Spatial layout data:
★ ★ ★ ★ ★

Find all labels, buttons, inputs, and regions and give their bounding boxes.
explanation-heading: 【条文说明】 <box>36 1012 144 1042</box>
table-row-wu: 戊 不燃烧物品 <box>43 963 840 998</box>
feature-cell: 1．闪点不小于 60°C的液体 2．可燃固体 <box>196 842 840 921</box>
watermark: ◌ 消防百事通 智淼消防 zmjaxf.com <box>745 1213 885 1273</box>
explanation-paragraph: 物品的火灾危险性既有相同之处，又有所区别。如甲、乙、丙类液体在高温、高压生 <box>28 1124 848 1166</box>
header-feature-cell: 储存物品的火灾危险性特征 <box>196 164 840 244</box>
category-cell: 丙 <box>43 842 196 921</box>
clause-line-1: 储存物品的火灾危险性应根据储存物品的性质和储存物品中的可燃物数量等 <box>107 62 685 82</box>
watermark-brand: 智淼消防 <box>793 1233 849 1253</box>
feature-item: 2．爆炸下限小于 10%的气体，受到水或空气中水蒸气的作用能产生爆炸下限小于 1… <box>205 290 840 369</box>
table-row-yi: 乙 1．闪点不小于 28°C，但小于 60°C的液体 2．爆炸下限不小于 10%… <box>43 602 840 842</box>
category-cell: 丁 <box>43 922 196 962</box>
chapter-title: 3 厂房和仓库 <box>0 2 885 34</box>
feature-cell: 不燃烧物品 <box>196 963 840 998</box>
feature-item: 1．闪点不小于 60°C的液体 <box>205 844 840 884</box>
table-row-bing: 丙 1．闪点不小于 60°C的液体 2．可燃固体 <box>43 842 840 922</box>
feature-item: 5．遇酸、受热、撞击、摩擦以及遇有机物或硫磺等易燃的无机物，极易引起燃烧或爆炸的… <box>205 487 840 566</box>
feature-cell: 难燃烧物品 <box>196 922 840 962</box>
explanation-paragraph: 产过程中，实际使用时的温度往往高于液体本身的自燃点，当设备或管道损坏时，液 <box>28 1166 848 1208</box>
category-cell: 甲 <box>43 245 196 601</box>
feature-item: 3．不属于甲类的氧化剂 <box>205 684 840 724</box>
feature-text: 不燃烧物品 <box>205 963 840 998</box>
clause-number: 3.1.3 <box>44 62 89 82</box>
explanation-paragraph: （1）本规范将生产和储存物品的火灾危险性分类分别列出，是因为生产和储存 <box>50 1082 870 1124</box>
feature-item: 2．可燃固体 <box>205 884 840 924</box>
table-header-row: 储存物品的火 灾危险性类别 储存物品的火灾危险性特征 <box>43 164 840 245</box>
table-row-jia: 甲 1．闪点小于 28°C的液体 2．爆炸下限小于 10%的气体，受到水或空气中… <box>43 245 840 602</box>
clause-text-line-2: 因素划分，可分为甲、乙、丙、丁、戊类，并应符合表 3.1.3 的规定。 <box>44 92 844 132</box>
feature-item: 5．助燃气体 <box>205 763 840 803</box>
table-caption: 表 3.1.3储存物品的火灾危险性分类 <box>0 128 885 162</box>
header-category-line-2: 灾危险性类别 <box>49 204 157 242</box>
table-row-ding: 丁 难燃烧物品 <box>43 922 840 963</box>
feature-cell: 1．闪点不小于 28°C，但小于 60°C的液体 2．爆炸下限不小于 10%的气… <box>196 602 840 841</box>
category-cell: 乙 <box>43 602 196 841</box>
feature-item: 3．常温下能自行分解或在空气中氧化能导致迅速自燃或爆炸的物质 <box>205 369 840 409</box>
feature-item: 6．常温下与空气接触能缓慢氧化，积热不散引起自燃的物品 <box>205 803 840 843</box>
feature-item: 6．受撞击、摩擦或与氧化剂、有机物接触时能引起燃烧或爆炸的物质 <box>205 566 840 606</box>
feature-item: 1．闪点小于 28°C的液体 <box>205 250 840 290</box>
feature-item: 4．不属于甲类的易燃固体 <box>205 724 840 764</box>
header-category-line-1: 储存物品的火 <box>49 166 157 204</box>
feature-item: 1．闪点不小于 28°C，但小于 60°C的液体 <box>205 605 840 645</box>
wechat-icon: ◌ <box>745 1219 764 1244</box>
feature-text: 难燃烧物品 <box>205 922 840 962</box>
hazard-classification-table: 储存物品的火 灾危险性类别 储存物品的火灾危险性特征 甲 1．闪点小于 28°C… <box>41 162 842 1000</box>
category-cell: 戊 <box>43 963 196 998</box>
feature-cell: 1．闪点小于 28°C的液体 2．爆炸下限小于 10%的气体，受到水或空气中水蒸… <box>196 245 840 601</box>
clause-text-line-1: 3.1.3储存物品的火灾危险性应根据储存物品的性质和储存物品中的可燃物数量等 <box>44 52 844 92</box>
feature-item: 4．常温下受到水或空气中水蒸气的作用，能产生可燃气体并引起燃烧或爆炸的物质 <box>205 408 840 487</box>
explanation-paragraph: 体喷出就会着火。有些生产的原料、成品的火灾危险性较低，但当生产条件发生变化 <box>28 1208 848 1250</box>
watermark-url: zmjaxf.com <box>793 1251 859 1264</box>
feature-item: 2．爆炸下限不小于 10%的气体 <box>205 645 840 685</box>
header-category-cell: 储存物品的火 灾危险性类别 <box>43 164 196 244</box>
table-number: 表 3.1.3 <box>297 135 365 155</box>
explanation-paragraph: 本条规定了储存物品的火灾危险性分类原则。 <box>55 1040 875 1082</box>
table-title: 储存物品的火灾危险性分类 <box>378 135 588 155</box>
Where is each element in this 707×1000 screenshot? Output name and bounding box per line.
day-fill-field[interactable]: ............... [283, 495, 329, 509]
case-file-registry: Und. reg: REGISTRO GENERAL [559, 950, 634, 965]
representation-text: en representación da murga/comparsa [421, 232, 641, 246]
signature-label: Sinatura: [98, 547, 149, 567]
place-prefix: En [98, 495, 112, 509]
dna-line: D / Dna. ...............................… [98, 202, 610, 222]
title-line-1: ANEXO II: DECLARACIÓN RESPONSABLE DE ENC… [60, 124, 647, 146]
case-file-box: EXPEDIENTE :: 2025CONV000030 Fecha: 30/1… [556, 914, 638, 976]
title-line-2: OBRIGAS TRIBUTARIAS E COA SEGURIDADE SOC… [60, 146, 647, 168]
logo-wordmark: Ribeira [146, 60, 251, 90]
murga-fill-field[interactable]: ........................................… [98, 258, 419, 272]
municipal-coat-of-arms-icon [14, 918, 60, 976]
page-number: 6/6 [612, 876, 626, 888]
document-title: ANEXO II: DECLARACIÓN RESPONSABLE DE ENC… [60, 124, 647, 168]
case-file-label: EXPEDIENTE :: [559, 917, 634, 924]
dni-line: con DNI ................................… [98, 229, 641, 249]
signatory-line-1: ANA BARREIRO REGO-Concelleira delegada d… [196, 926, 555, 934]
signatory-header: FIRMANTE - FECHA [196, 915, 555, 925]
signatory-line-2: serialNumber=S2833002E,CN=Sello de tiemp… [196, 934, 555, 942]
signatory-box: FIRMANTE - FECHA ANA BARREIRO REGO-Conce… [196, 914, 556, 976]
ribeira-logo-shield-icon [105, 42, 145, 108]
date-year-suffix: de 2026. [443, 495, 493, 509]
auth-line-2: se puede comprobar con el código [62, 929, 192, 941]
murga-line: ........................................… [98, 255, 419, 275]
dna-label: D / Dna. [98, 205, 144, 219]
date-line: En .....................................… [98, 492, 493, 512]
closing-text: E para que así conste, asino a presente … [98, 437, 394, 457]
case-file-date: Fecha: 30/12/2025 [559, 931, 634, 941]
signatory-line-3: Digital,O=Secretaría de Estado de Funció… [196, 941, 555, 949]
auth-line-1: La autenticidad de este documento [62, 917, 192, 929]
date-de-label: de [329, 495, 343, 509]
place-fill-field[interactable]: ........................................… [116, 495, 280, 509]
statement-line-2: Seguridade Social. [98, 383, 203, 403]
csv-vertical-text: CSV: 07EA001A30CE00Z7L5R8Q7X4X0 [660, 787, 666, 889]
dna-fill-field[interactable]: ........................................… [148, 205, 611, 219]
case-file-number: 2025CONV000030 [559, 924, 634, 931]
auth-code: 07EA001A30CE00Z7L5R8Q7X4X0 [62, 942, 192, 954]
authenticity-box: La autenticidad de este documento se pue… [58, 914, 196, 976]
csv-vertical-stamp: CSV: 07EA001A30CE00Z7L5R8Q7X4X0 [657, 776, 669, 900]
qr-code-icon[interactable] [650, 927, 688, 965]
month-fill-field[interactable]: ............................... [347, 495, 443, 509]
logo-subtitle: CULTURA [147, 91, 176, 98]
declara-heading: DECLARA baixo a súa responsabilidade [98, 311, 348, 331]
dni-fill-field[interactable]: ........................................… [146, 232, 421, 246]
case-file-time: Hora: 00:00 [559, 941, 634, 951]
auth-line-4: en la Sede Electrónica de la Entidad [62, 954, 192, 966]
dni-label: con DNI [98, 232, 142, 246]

★ ★ ★ ★ ★

Copy out the data from its first line through the line containing "chapter-title: 3 厂房和仓库 <box>0 2 885 34</box>", with both ends included. Reproduce every line word for word.

Find all labels, buttons, inputs, and regions and give their bounding boxes.
explanation-heading: 【条文说明】 <box>36 1012 144 1042</box>
table-row-wu: 戊 不燃烧物品 <box>43 963 840 998</box>
feature-cell: 1．闪点不小于 60°C的液体 2．可燃固体 <box>196 842 840 921</box>
watermark: ◌ 消防百事通 智淼消防 zmjaxf.com <box>745 1213 885 1273</box>
explanation-paragraph: 物品的火灾危险性既有相同之处，又有所区别。如甲、乙、丙类液体在高温、高压生 <box>28 1124 848 1166</box>
header-feature-cell: 储存物品的火灾危险性特征 <box>196 164 840 244</box>
category-cell: 丙 <box>43 842 196 921</box>
clause-line-1: 储存物品的火灾危险性应根据储存物品的性质和储存物品中的可燃物数量等 <box>107 62 685 82</box>
watermark-brand: 智淼消防 <box>793 1233 849 1253</box>
feature-item: 2．爆炸下限小于 10%的气体，受到水或空气中水蒸气的作用能产生爆炸下限小于 1… <box>205 290 840 369</box>
table-row-yi: 乙 1．闪点不小于 28°C，但小于 60°C的液体 2．爆炸下限不小于 10%… <box>43 602 840 842</box>
category-cell: 丁 <box>43 922 196 962</box>
chapter-title: 3 厂房和仓库 <box>0 2 885 34</box>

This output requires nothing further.